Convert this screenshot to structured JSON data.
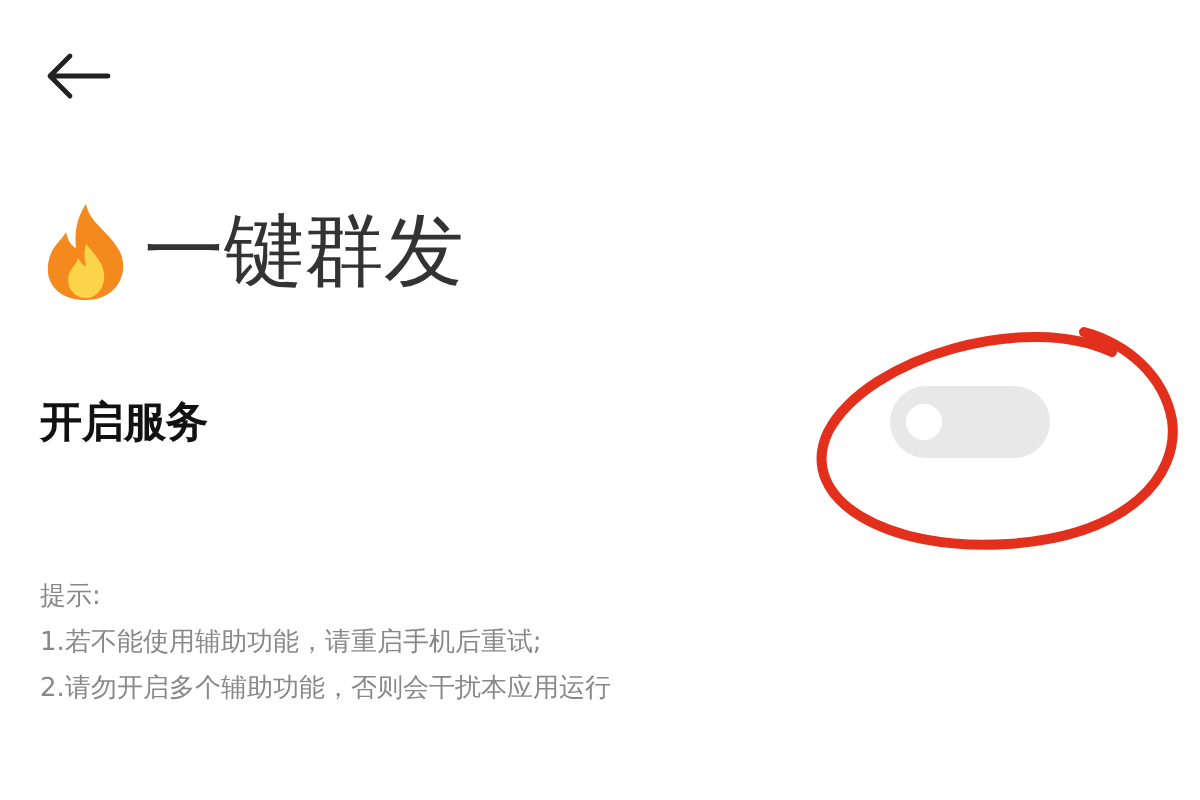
{
  "title": "一键群发",
  "service": {
    "label": "开启服务",
    "on": false
  },
  "hints": [
    "提示:",
    "1.若不能使用辅助功能，请重启手机后重试;",
    "2.请勿开启多个辅助功能，否则会干扰本应用运行"
  ]
}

Exercise objective → Write out the whole listing exactly, and drop the pictures.

Answer in full →
Convert this screenshot to structured JSON data.
{
  "title": "一键群发",
  "service": {
    "label": "开启服务",
    "on": false
  },
  "hints": [
    "提示:",
    "1.若不能使用辅助功能，请重启手机后重试;",
    "2.请勿开启多个辅助功能，否则会干扰本应用运行"
  ]
}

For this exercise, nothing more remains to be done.